● Data supplied
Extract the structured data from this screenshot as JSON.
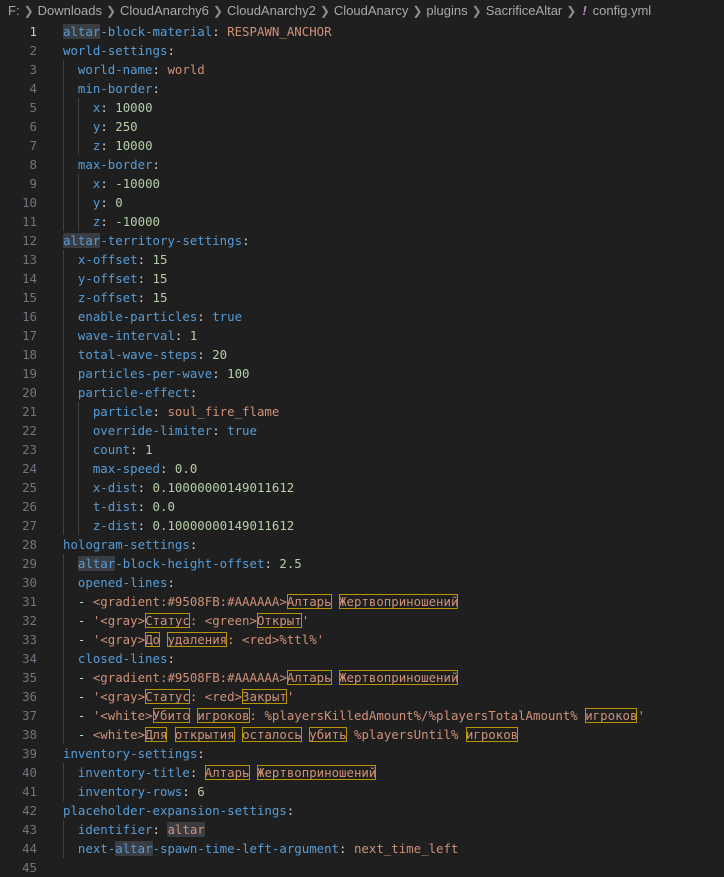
{
  "breadcrumb": {
    "items": [
      "F:",
      "Downloads",
      "CloudAnarchy6",
      "CloudAnarchy2",
      "CloudAnarcy",
      "plugins",
      "SacrificeAltar"
    ],
    "file_icon": "!",
    "file_name": "config.yml"
  },
  "colors": {
    "key": "#569cd6",
    "string": "#ce9178",
    "number": "#b5cea8",
    "punctuation": "#cccccc",
    "highlight_box": "#b89500",
    "background": "#1f1f1f"
  },
  "editor": {
    "active_line": 1,
    "lines": [
      {
        "n": "1",
        "indent": 0,
        "t": [
          [
            "k",
            "altar",
            "hl"
          ],
          [
            "k",
            "-block-material"
          ],
          [
            "p",
            ": "
          ],
          [
            "s",
            "RESPAWN_ANCHOR"
          ]
        ]
      },
      {
        "n": "2",
        "indent": 0,
        "t": [
          [
            "k",
            "world-settings"
          ],
          [
            "p",
            ":"
          ]
        ]
      },
      {
        "n": "3",
        "indent": 1,
        "t": [
          [
            "k",
            "world-name"
          ],
          [
            "p",
            ": "
          ],
          [
            "s",
            "world"
          ]
        ]
      },
      {
        "n": "4",
        "indent": 1,
        "t": [
          [
            "k",
            "min-border"
          ],
          [
            "p",
            ":"
          ]
        ]
      },
      {
        "n": "5",
        "indent": 2,
        "t": [
          [
            "k",
            "x"
          ],
          [
            "p",
            ": "
          ],
          [
            "n",
            "10000"
          ]
        ]
      },
      {
        "n": "6",
        "indent": 2,
        "t": [
          [
            "k",
            "y"
          ],
          [
            "p",
            ": "
          ],
          [
            "n",
            "250"
          ]
        ]
      },
      {
        "n": "7",
        "indent": 2,
        "t": [
          [
            "k",
            "z"
          ],
          [
            "p",
            ": "
          ],
          [
            "n",
            "10000"
          ]
        ]
      },
      {
        "n": "8",
        "indent": 1,
        "t": [
          [
            "k",
            "max-border"
          ],
          [
            "p",
            ":"
          ]
        ]
      },
      {
        "n": "9",
        "indent": 2,
        "t": [
          [
            "k",
            "x"
          ],
          [
            "p",
            ": "
          ],
          [
            "n",
            "-10000"
          ]
        ]
      },
      {
        "n": "10",
        "indent": 2,
        "t": [
          [
            "k",
            "y"
          ],
          [
            "p",
            ": "
          ],
          [
            "n",
            "0"
          ]
        ]
      },
      {
        "n": "11",
        "indent": 2,
        "t": [
          [
            "k",
            "z"
          ],
          [
            "p",
            ": "
          ],
          [
            "n",
            "-10000"
          ]
        ]
      },
      {
        "n": "12",
        "indent": 0,
        "t": [
          [
            "k",
            "altar",
            "hl"
          ],
          [
            "k",
            "-territory-settings"
          ],
          [
            "p",
            ":"
          ]
        ]
      },
      {
        "n": "13",
        "indent": 1,
        "t": [
          [
            "k",
            "x-offset"
          ],
          [
            "p",
            ": "
          ],
          [
            "n",
            "15"
          ]
        ]
      },
      {
        "n": "14",
        "indent": 1,
        "t": [
          [
            "k",
            "y-offset"
          ],
          [
            "p",
            ": "
          ],
          [
            "n",
            "15"
          ]
        ]
      },
      {
        "n": "15",
        "indent": 1,
        "t": [
          [
            "k",
            "z-offset"
          ],
          [
            "p",
            ": "
          ],
          [
            "n",
            "15"
          ]
        ]
      },
      {
        "n": "16",
        "indent": 1,
        "t": [
          [
            "k",
            "enable-particles"
          ],
          [
            "p",
            ": "
          ],
          [
            "b",
            "true"
          ]
        ]
      },
      {
        "n": "17",
        "indent": 1,
        "t": [
          [
            "k",
            "wave-interval"
          ],
          [
            "p",
            ": "
          ],
          [
            "n",
            "1"
          ]
        ]
      },
      {
        "n": "18",
        "indent": 1,
        "t": [
          [
            "k",
            "total-wave-steps"
          ],
          [
            "p",
            ": "
          ],
          [
            "n",
            "20"
          ]
        ]
      },
      {
        "n": "19",
        "indent": 1,
        "t": [
          [
            "k",
            "particles-per-wave"
          ],
          [
            "p",
            ": "
          ],
          [
            "n",
            "100"
          ]
        ]
      },
      {
        "n": "20",
        "indent": 1,
        "t": [
          [
            "k",
            "particle-effect"
          ],
          [
            "p",
            ":"
          ]
        ]
      },
      {
        "n": "21",
        "indent": 2,
        "t": [
          [
            "k",
            "particle"
          ],
          [
            "p",
            ": "
          ],
          [
            "s",
            "soul_fire_flame"
          ]
        ]
      },
      {
        "n": "22",
        "indent": 2,
        "t": [
          [
            "k",
            "override-limiter"
          ],
          [
            "p",
            ": "
          ],
          [
            "b",
            "true"
          ]
        ]
      },
      {
        "n": "23",
        "indent": 2,
        "t": [
          [
            "k",
            "count"
          ],
          [
            "p",
            ": "
          ],
          [
            "n",
            "1"
          ]
        ]
      },
      {
        "n": "24",
        "indent": 2,
        "t": [
          [
            "k",
            "max-speed"
          ],
          [
            "p",
            ": "
          ],
          [
            "n",
            "0.0"
          ]
        ]
      },
      {
        "n": "25",
        "indent": 2,
        "t": [
          [
            "k",
            "x-dist"
          ],
          [
            "p",
            ": "
          ],
          [
            "n",
            "0.10000000149011612"
          ]
        ]
      },
      {
        "n": "26",
        "indent": 2,
        "t": [
          [
            "k",
            "t-dist"
          ],
          [
            "p",
            ": "
          ],
          [
            "n",
            "0.0"
          ]
        ]
      },
      {
        "n": "27",
        "indent": 2,
        "t": [
          [
            "k",
            "z-dist"
          ],
          [
            "p",
            ": "
          ],
          [
            "n",
            "0.10000000149011612"
          ]
        ]
      },
      {
        "n": "28",
        "indent": 0,
        "t": [
          [
            "k",
            "hologram-settings"
          ],
          [
            "p",
            ":"
          ]
        ]
      },
      {
        "n": "29",
        "indent": 1,
        "t": [
          [
            "k",
            "altar",
            "hl"
          ],
          [
            "k",
            "-block-height-offset"
          ],
          [
            "p",
            ": "
          ],
          [
            "n",
            "2.5"
          ]
        ]
      },
      {
        "n": "30",
        "indent": 1,
        "t": [
          [
            "k",
            "opened-lines"
          ],
          [
            "p",
            ":"
          ]
        ]
      },
      {
        "n": "31",
        "indent": 1,
        "t": [
          [
            "p",
            "- "
          ],
          [
            "s",
            "<gradient:#9508FB:#AAAAAA>"
          ],
          [
            "s",
            "Алтарь",
            "box"
          ],
          [
            "s",
            " "
          ],
          [
            "s",
            "Жертвоприношений",
            "box"
          ]
        ]
      },
      {
        "n": "32",
        "indent": 1,
        "t": [
          [
            "p",
            "- "
          ],
          [
            "s",
            "'<gray>"
          ],
          [
            "s",
            "Статус",
            "box"
          ],
          [
            "s",
            ": <green>"
          ],
          [
            "s",
            "Открыт",
            "box"
          ],
          [
            "s",
            "'"
          ]
        ]
      },
      {
        "n": "33",
        "indent": 1,
        "t": [
          [
            "p",
            "- "
          ],
          [
            "s",
            "'<gray>"
          ],
          [
            "s",
            "До",
            "box"
          ],
          [
            "s",
            " "
          ],
          [
            "s",
            "удаления",
            "box"
          ],
          [
            "s",
            ": <red>%ttl%'"
          ]
        ]
      },
      {
        "n": "34",
        "indent": 1,
        "t": [
          [
            "k",
            "closed-lines"
          ],
          [
            "p",
            ":"
          ]
        ]
      },
      {
        "n": "35",
        "indent": 1,
        "t": [
          [
            "p",
            "- "
          ],
          [
            "s",
            "<gradient:#9508FB:#AAAAAA>"
          ],
          [
            "s",
            "Алтарь",
            "box"
          ],
          [
            "s",
            " "
          ],
          [
            "s",
            "Жертвоприношений",
            "box"
          ]
        ]
      },
      {
        "n": "36",
        "indent": 1,
        "t": [
          [
            "p",
            "- "
          ],
          [
            "s",
            "'<gray>"
          ],
          [
            "s",
            "Статус",
            "box"
          ],
          [
            "s",
            ": <red>"
          ],
          [
            "s",
            "Закрыт",
            "box"
          ],
          [
            "s",
            "'"
          ]
        ]
      },
      {
        "n": "37",
        "indent": 1,
        "t": [
          [
            "p",
            "- "
          ],
          [
            "s",
            "'<white>"
          ],
          [
            "s",
            "Убито",
            "box"
          ],
          [
            "s",
            " "
          ],
          [
            "s",
            "игроков",
            "box"
          ],
          [
            "s",
            ": %playersKilledAmount%/%playersTotalAmount% "
          ],
          [
            "s",
            "игроков",
            "box"
          ],
          [
            "s",
            "'"
          ]
        ]
      },
      {
        "n": "38",
        "indent": 1,
        "t": [
          [
            "p",
            "- "
          ],
          [
            "s",
            "<white>"
          ],
          [
            "s",
            "Для",
            "box"
          ],
          [
            "s",
            " "
          ],
          [
            "s",
            "открытия",
            "box"
          ],
          [
            "s",
            " "
          ],
          [
            "s",
            "осталось",
            "box"
          ],
          [
            "s",
            " "
          ],
          [
            "s",
            "убить",
            "box"
          ],
          [
            "s",
            " %playersUntil% "
          ],
          [
            "s",
            "игроков",
            "box"
          ]
        ]
      },
      {
        "n": "39",
        "indent": 0,
        "t": [
          [
            "k",
            "inventory-settings"
          ],
          [
            "p",
            ":"
          ]
        ]
      },
      {
        "n": "40",
        "indent": 1,
        "t": [
          [
            "k",
            "inventory-title"
          ],
          [
            "p",
            ": "
          ],
          [
            "s",
            "Алтарь",
            "box"
          ],
          [
            "s",
            " "
          ],
          [
            "s",
            "Жертвоприношений",
            "box"
          ]
        ]
      },
      {
        "n": "41",
        "indent": 1,
        "t": [
          [
            "k",
            "inventory-rows"
          ],
          [
            "p",
            ": "
          ],
          [
            "n",
            "6"
          ]
        ]
      },
      {
        "n": "42",
        "indent": 0,
        "t": [
          [
            "k",
            "placeholder-expansion-settings"
          ],
          [
            "p",
            ":"
          ]
        ]
      },
      {
        "n": "43",
        "indent": 1,
        "t": [
          [
            "k",
            "identifier"
          ],
          [
            "p",
            ": "
          ],
          [
            "s",
            "altar",
            "hl"
          ]
        ]
      },
      {
        "n": "44",
        "indent": 1,
        "t": [
          [
            "k",
            "next-"
          ],
          [
            "k",
            "altar",
            "hl"
          ],
          [
            "k",
            "-spawn-time-left-argument"
          ],
          [
            "p",
            ": "
          ],
          [
            "s",
            "next_time_left"
          ]
        ]
      },
      {
        "n": "45",
        "indent": 0,
        "t": []
      }
    ]
  }
}
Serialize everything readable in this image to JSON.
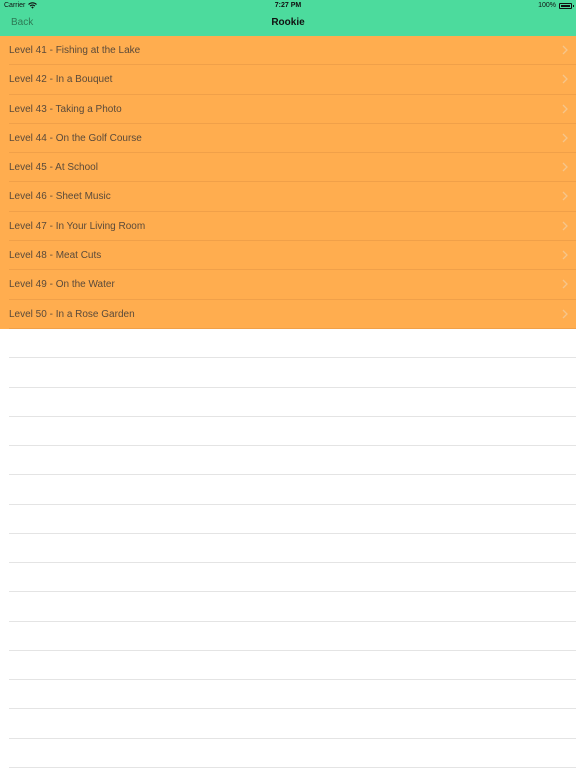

● What the task asks
Gather up every line from the listing above in which the word "inventory" occurs.

● Answer to this problem
            "inventory-settings"
            "inventory-title"
            "inventory-rows"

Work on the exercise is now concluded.